-------- Text extract --------

If a fund's service provider or another member of its corporate family purchases or merges with another entity, because of such entity's relationship with the fund's independent directors' counsel, such an event could cause such counsel to no longer be independent under the objective or subjective standard (a "disqualifying event"). At the time of the disqualifying event, is the fund no longer able to rely on the exemptive rules? What if the Board later meets and determines that the independent directors' counsel meets the subjective standard? Was the fund unable to rely on the exemptive rules during that interim period? What if the Board finds that counsel did not meet the subjective standard? Has the fund been unable to rely on the exemptive rules since the disqualifying event occurred or since the Board made its determination?
One of the most significant problems will be that of detecting remote disqualifying events within large financial services organizations and multi-manager fund complexes that would result in formerly independent counsel no longer qualifying as independent under the objective standard and possibly not qualifying under the subjective standard. Depending on the fund service provider to advise fund management, the independent directors or the independent directors’ counsel of all such potentially disqualifying events is unrealistic. Depending on independent counsel’s internal system to identify such a conflict would test the most comprehensive of such systems and may also be unrealistic.
Assuming all potential conflicts can be identified, which for the reasons stated above is far from certain, determining compliance with either the objective or subjective standard will present additional difficult issues for law firms and independent directors. For example, to what extent do the independent directors need to know the details of the firm’s client base and the matters on which the firm has advised its clients, including the amounts billed and services performed, what is the relevant time frame in regard to this information, and what if the firm is unable (for ethical or other reasons) or unwilling to disclose this information?
In addition we have the following concerns:
It is not clear in the Release, in the proposed amendments to certain exemptive rules, and sometimes in practice, as is assumed, when a lawyer or law firm is "legal counsel for the disinterested directors." Often, and, likely in a current majority of the cases, investment companies hire law firms or lawyers to represent the investment company as an entity, including all of its directors, but the independent directors do not separately hire additional counsel to represent them as a group. In this setting, counsel for the fund often meets with and advises the independent directors separately on matters such as the annual review of the investment advisory agreement and 12b-1 plan and on other issues. In such a setting, has the lawyer or law firm become "legal counsel for the disinterested directors" that is required to be "independent legal counsel" because of counsel’s advice to the independent directors? We think not, but we recommend if the proposed Rule is adopted that this point be clarified and confirmed. In other settings, often in larger fund complexes, when the fund has hired legal counsel for the entity, including all of the directors, and the independent directors also have hired separate counsel, it is clear that the additional counsel hired by and separately representing the independent directors is "legal counsel for the disinterested directors." The paragraph on page 11 of the Release discussing the ability of "independent legal counsel" to the fund’s independent directors also to provide service to the fund itself without the loss of independence introduces an element of uncertainty as to when a lawyer or law firm is not "legal counsel for the disinterested directors" and should be clarified.

-------- Material provided --------

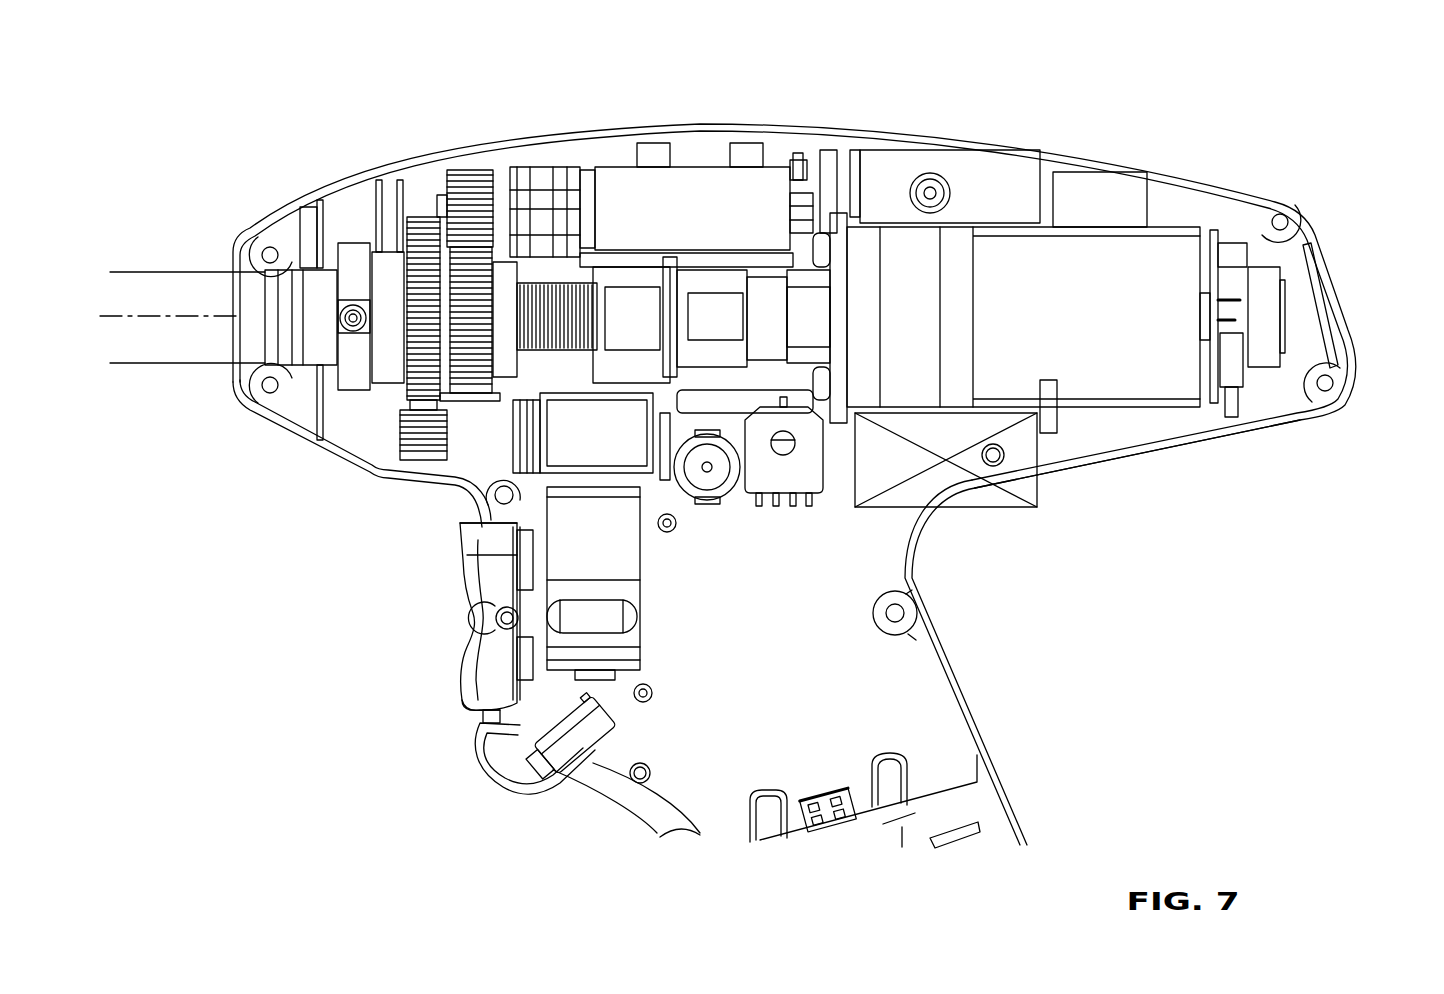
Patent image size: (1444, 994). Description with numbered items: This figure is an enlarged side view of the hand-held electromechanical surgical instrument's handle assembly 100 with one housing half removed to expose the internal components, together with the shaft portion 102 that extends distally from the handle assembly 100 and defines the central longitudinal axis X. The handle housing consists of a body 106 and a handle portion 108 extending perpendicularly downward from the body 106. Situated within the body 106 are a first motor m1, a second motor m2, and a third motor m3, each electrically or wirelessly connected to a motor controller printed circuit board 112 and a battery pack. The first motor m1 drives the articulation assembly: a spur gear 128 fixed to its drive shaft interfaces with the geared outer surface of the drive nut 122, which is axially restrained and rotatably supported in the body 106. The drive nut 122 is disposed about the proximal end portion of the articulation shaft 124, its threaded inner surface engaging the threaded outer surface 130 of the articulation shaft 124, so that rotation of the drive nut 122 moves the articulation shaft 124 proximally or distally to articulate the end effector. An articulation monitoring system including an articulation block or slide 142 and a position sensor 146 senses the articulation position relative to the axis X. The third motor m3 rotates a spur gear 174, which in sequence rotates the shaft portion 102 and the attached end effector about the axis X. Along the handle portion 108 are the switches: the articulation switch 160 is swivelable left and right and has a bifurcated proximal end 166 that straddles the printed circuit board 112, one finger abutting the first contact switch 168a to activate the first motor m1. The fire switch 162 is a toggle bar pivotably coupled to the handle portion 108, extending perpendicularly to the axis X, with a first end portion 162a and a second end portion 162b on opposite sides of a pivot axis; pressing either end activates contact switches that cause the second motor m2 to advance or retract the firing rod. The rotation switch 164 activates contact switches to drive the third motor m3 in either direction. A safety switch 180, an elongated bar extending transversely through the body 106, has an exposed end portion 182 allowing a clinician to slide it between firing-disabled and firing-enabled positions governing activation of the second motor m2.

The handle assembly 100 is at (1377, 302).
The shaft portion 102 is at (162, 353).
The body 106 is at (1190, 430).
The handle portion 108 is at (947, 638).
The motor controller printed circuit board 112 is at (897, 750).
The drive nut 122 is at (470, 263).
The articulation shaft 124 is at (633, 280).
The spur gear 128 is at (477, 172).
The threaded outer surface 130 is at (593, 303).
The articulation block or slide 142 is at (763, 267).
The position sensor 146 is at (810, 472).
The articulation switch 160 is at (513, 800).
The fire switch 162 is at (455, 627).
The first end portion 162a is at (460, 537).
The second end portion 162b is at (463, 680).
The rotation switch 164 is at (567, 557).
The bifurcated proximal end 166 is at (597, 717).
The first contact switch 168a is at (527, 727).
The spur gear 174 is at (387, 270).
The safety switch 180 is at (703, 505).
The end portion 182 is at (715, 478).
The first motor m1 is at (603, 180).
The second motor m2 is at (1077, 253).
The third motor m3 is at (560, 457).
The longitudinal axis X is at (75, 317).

--------

Can you carry on the comment letter on independent counsel for fund directors, picking up after its last sentence? The records have nothing to do with what is asked here.

## Result of this exercise
As a matter of public policy we believe it is both unwise and inequitable, almost to the extent of being punitive, to permit funds whose independent directors have elected not to hire "independent legal counsel" to rely on exemptive rules utilized for competitive reasons by most investment companies while at the same time prohibiting investment companies whose independent directors have hired separate counsel they are comfortable with but which is not "independent legal counsel" within either Rule 0-1(a)(6)(i)(A) or (i)(B) from relying on such exemptive rules.
If the proposed Rule is adopted it should be clarified that counsel which has performed services for an entity which was, but no longer is, the investment company’s investment adviser, principal underwriter or administrator or their control persons since the beginning of the investment company’s last two completed fiscal years is not disqualified as "independent legal counsel" because of such representation.
Finally, in some cases, the need for separate counsel arises under difficult circumstances in which time is short and the issues are complex. The proposed rule, if adopted, would increase the difficulty of these situations by interjecting the additional question of whether separate legal counsel would be independent under a definition that is broad in one respect and imprecise in the other. This question itself may prove to be more difficult to resolve than the issues that gave rise to the proposed engagement of counsel in the first place.
For the reasons cited above we oppose the adoption of rules which attempt to define when "legal counsel for the disinterested directors" is "independent legal counsel" and recommend that the issue of counsel’s independence be left to the sole judgment of the independent directors.
BAKER & HOSTETLER LLP
Charles H. Hire, Esq.
Kristin H. Ives, Esq.
Brian T. Deas, Esq.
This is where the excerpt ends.